### EXERCISE INPUT
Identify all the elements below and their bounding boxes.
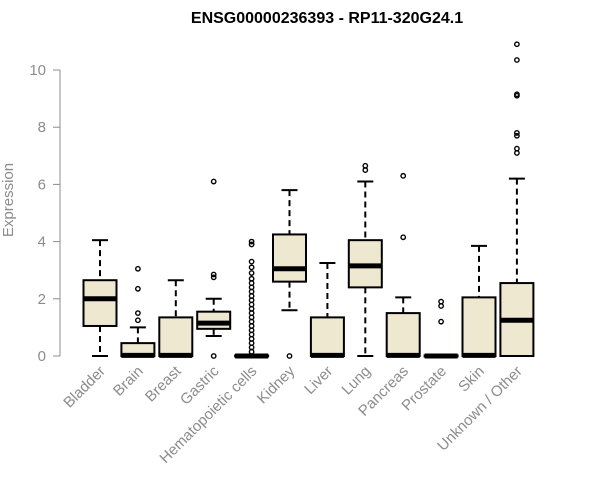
outlier-point [248, 264, 255, 271]
box-series [82, 41, 535, 359]
outlier-point [514, 132, 520, 139]
outlier-point [134, 285, 141, 292]
box-gastric [196, 178, 232, 359]
y-tick-label: 10 [29, 62, 46, 79]
outlier-point [514, 57, 520, 63]
outlier-point [514, 41, 520, 48]
outlier-point [438, 298, 444, 305]
outlier-point [134, 265, 141, 272]
outlier-point [248, 275, 255, 282]
y-tick-label: 6 [38, 176, 46, 193]
outlier-point [210, 274, 217, 281]
iqr-box [385, 312, 421, 358]
outlier-point [248, 241, 255, 248]
x-tick-label: Skin [455, 363, 488, 396]
y-tick-label: 0 [38, 348, 46, 365]
box-prostate [423, 298, 459, 359]
iqr-box [158, 316, 194, 358]
iqr-box [309, 316, 345, 358]
outlier-point [134, 317, 141, 324]
box-kidney [272, 189, 307, 359]
chart-title: ENSG00000236393 - RP11-320G24.1 [191, 10, 463, 27]
box-breast [158, 279, 194, 358]
outlier-point [400, 172, 407, 179]
box-brain [120, 265, 156, 358]
y-axis: 0 2 4 6 8 10 [29, 62, 61, 365]
y-tick-label: 2 [38, 291, 46, 308]
box-hematopoietic-cells [234, 238, 270, 359]
outlier-point [210, 353, 217, 359]
x-tick-label: Liver [301, 363, 336, 398]
outlier-point [400, 234, 407, 241]
outlier-point [286, 353, 293, 359]
y-tick-label: 8 [38, 119, 46, 136]
x-tick-label: Kidney [254, 362, 299, 407]
box-skin [461, 244, 497, 358]
y-tick-label: 4 [38, 234, 46, 251]
outlier-point [438, 318, 444, 325]
box-liver [309, 262, 345, 358]
box-unknown-other [499, 41, 535, 358]
outlier-point [248, 270, 255, 276]
outlier-point [514, 130, 520, 136]
box-lung [347, 162, 383, 357]
outlier-point [210, 178, 217, 185]
y-axis-label: Expression [0, 163, 17, 237]
box-pancreas [385, 172, 421, 358]
outlier-point [362, 162, 369, 169]
outlier-point [514, 91, 520, 98]
outlier-point [134, 310, 141, 316]
box-bladder [82, 239, 118, 357]
outlier-point [514, 145, 520, 152]
iqr-box [82, 279, 118, 327]
iqr-box [461, 296, 497, 357]
x-tick-label: Bladder [60, 363, 109, 412]
outlier-point [210, 271, 217, 278]
outlier-point [248, 238, 255, 245]
iqr-box [196, 310, 232, 330]
iqr-box [272, 233, 307, 283]
outlier-point [248, 258, 255, 265]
######
(WHAT IS NEEDED):
Return every one of the rows above verbatim, omitting the picture.

(RESULT BELOW):
Identify all the elements below and their bounding boxes.
outlier-point [248, 264, 255, 271]
box-series [82, 41, 535, 359]
outlier-point [514, 132, 520, 139]
outlier-point [134, 285, 141, 292]
box-gastric [196, 178, 232, 359]
y-tick-label: 10 [29, 62, 46, 79]
outlier-point [514, 57, 520, 63]
outlier-point [514, 41, 520, 48]
outlier-point [438, 298, 444, 305]
outlier-point [134, 265, 141, 272]
outlier-point [248, 275, 255, 282]
y-tick-label: 6 [38, 176, 46, 193]
outlier-point [210, 274, 217, 281]
iqr-box [385, 312, 421, 358]
outlier-point [248, 241, 255, 248]
x-tick-label: Skin [455, 363, 488, 396]
y-tick-label: 0 [38, 348, 46, 365]
box-prostate [423, 298, 459, 359]
iqr-box [158, 316, 194, 358]
iqr-box [309, 316, 345, 358]
outlier-point [134, 317, 141, 324]
box-kidney [272, 189, 307, 359]
chart-title: ENSG00000236393 - RP11-320G24.1 [191, 10, 463, 27]
box-breast [158, 279, 194, 358]
outlier-point [400, 172, 407, 179]
box-brain [120, 265, 156, 358]
y-axis: 0 2 4 6 8 10 [29, 62, 61, 365]
y-tick-label: 2 [38, 291, 46, 308]
box-hematopoietic-cells [234, 238, 270, 359]
outlier-point [210, 353, 217, 359]
x-tick-label: Liver [301, 363, 336, 398]
outlier-point [400, 234, 407, 241]
outlier-point [286, 353, 293, 359]
y-tick-label: 8 [38, 119, 46, 136]
x-tick-label: Kidney [254, 362, 299, 407]
box-skin [461, 244, 497, 358]
y-tick-label: 4 [38, 234, 46, 251]
outlier-point [438, 318, 444, 325]
box-liver [309, 262, 345, 358]
box-unknown-other [499, 41, 535, 358]
outlier-point [248, 270, 255, 276]
outlier-point [514, 130, 520, 136]
box-lung [347, 162, 383, 357]
outlier-point [210, 178, 217, 185]
y-axis-label: Expression [0, 163, 17, 237]
box-pancreas [385, 172, 421, 358]
outlier-point [362, 162, 369, 169]
outlier-point [514, 91, 520, 98]
outlier-point [134, 310, 141, 316]
box-bladder [82, 239, 118, 357]
outlier-point [514, 145, 520, 152]
iqr-box [82, 279, 118, 327]
iqr-box [461, 296, 497, 357]
x-tick-label: Bladder [60, 363, 109, 412]
outlier-point [210, 271, 217, 278]
outlier-point [248, 238, 255, 245]
iqr-box [196, 310, 232, 330]
iqr-box [272, 233, 307, 283]
outlier-point [248, 258, 255, 265]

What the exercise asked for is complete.